- **Requirement**
Examine the entries and show every line in which the word "JSON" is found.

- **Task data**
##########

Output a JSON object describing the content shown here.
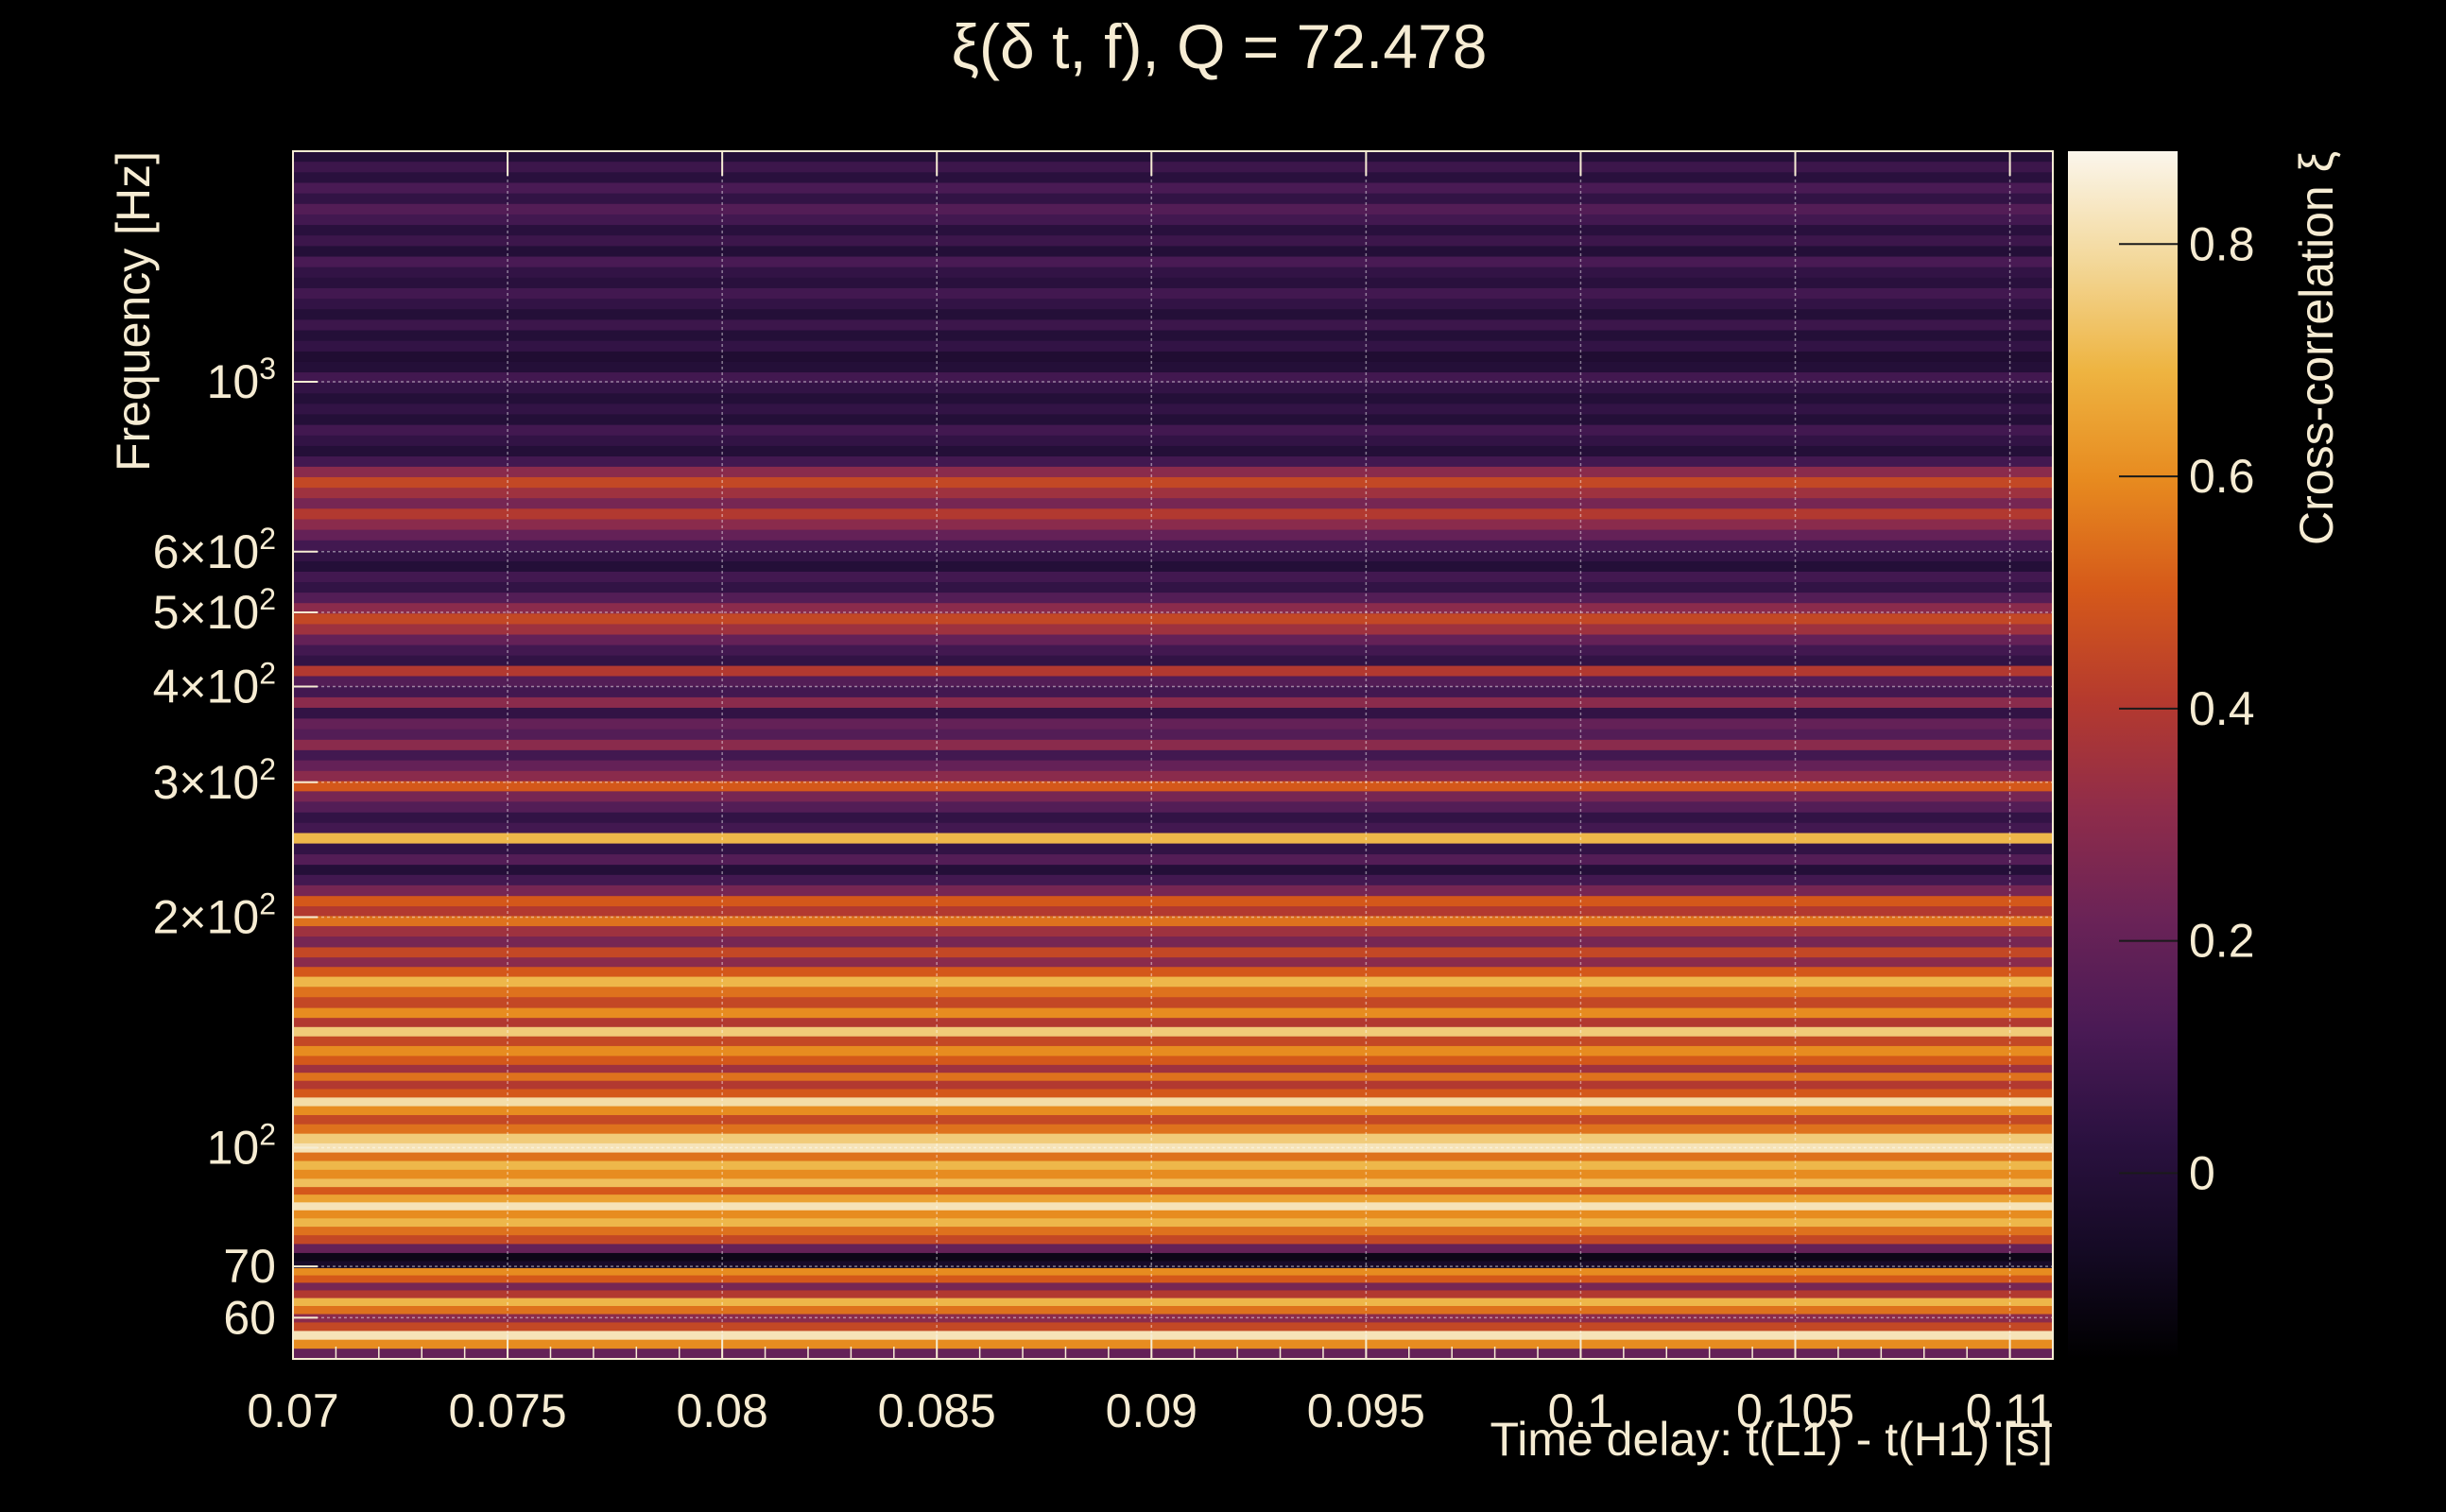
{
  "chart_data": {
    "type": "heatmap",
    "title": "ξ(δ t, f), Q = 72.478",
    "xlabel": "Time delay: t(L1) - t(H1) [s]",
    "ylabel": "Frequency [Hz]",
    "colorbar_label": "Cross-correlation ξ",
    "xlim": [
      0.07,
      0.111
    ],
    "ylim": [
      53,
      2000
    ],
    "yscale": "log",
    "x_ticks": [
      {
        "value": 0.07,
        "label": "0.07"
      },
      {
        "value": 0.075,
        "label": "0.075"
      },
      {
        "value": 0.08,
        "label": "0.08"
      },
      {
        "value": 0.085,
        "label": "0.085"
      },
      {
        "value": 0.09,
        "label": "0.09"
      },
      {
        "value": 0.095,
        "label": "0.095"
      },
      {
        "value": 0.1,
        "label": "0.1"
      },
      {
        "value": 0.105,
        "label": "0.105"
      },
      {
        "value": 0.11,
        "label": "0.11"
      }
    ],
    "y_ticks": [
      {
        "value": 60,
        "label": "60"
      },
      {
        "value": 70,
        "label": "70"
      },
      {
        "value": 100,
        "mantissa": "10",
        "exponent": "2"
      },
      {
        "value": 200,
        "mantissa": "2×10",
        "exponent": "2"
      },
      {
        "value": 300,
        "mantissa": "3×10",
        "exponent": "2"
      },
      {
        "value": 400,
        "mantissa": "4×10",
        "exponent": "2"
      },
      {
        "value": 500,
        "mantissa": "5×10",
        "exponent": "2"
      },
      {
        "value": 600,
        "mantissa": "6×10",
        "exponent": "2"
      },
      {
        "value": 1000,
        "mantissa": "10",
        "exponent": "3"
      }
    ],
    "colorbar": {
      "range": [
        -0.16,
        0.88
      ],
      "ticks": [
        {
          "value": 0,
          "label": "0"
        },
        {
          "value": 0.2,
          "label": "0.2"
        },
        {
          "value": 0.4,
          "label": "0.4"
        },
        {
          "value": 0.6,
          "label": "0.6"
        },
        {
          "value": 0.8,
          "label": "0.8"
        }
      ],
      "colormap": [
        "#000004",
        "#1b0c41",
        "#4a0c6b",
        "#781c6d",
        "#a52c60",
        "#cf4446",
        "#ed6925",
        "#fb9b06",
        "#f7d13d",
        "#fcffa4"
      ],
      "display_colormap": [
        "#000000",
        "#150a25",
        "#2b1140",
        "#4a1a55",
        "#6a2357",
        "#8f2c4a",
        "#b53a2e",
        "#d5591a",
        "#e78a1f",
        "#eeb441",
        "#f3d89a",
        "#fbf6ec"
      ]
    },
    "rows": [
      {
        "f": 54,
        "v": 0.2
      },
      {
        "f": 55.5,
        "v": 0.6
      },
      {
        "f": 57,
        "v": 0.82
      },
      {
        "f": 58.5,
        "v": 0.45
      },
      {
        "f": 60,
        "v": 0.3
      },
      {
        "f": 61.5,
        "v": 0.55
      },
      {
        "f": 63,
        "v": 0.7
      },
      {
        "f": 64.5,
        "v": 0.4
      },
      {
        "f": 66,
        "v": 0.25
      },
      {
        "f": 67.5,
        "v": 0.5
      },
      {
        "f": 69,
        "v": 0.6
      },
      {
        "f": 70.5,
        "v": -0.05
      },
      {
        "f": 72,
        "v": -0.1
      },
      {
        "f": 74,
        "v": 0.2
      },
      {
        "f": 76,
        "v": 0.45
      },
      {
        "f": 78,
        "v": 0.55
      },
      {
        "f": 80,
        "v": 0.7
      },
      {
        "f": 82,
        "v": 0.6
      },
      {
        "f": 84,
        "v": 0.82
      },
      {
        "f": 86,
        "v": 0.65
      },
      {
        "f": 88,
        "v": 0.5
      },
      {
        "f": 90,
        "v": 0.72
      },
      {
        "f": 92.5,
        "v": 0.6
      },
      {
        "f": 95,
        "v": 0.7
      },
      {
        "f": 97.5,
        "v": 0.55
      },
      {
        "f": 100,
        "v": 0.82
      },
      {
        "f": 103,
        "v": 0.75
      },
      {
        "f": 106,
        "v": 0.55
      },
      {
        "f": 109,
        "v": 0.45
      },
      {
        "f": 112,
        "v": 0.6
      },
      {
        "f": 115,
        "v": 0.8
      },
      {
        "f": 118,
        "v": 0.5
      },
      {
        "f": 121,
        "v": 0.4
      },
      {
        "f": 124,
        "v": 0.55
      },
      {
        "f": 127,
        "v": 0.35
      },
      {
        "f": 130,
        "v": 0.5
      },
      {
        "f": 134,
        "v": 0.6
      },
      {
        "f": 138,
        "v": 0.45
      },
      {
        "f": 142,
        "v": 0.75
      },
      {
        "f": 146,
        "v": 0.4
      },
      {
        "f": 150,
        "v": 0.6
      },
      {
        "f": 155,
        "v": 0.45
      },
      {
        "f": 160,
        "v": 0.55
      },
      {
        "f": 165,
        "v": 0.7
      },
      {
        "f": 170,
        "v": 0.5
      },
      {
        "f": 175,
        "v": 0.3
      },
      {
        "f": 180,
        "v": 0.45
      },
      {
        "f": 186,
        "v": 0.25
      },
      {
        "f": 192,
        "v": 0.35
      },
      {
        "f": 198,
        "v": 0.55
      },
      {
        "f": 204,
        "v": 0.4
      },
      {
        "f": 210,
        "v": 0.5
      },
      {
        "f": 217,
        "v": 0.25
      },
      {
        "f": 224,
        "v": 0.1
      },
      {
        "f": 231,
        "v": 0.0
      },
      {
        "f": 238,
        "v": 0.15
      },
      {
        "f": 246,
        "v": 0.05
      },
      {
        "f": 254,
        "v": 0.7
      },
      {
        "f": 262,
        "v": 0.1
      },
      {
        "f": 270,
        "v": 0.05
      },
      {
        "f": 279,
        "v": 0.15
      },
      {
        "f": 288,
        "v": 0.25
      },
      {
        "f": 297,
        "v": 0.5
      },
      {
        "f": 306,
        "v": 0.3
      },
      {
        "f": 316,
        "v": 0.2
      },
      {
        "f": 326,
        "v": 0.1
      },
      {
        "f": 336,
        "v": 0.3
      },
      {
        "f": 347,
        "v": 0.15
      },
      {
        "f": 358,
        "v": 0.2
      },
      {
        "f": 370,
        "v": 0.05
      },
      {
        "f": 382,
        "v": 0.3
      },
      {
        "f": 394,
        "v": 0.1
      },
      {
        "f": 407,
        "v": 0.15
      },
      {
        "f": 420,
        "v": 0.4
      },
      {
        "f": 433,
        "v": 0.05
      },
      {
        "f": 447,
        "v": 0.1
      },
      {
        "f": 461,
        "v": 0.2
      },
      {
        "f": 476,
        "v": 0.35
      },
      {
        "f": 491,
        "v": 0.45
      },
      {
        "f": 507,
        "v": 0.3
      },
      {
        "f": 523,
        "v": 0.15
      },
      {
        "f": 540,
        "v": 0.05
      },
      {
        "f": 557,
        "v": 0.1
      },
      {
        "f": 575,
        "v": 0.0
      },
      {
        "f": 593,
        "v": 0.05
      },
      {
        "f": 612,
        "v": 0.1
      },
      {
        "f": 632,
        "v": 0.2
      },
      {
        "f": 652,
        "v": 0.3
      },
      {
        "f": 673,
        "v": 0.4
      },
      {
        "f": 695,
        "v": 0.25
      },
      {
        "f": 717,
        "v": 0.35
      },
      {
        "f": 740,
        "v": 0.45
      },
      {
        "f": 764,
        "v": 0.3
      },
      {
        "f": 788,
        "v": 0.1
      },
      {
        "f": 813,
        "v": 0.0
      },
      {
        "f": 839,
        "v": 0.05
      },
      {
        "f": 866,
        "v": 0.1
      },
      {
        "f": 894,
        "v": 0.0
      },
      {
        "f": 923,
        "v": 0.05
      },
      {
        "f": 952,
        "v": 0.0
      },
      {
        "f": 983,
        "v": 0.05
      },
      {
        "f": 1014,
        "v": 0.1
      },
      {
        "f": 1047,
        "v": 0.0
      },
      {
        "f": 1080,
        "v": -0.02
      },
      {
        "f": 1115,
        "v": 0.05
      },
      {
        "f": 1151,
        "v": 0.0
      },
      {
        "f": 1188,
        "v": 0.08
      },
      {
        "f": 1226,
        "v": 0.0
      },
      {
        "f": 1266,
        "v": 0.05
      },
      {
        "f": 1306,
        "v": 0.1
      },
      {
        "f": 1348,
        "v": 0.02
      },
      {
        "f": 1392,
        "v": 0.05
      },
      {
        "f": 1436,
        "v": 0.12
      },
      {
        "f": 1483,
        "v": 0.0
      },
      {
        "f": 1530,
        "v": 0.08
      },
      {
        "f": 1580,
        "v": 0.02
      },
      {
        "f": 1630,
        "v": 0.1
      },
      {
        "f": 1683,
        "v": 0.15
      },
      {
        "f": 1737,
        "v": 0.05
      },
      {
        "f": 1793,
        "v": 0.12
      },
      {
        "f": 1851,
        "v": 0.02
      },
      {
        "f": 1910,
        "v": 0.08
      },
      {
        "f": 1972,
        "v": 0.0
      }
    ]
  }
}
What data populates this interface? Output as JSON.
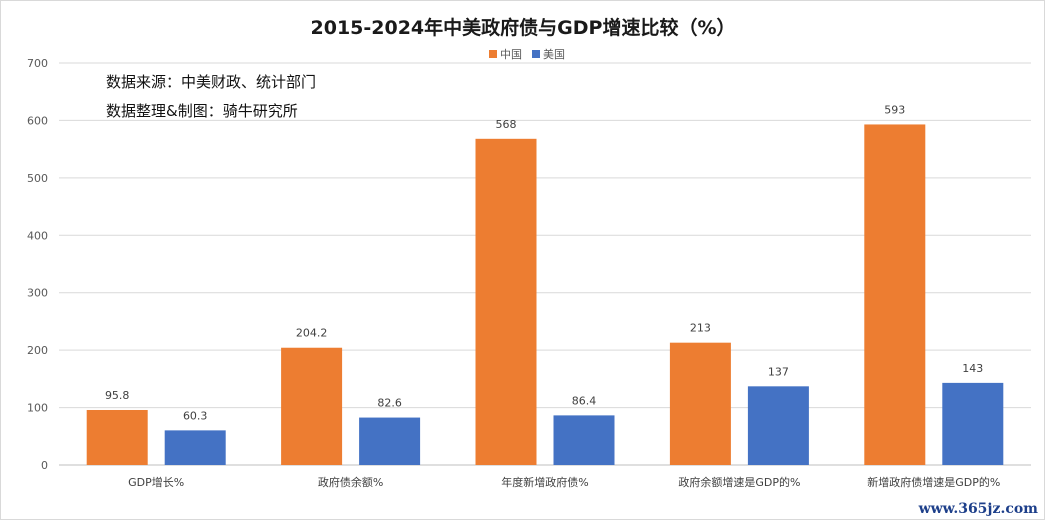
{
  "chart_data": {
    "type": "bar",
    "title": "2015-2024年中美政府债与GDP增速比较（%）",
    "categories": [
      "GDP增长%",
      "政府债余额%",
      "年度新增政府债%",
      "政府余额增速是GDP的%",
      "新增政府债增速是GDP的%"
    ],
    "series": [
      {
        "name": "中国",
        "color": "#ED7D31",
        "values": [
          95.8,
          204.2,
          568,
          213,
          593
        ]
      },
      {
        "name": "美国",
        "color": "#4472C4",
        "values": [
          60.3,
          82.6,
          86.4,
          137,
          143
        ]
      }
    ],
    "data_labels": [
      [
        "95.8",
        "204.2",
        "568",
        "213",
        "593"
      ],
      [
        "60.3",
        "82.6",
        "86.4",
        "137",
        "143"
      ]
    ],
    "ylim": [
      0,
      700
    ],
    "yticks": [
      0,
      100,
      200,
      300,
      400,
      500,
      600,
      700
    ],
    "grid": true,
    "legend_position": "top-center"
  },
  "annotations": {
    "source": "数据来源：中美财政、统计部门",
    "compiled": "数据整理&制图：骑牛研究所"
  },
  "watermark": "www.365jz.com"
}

##########

- **Response to the exercise**
Output a JSON object describing the content shown here.
What data populates this interface? Output as JSON.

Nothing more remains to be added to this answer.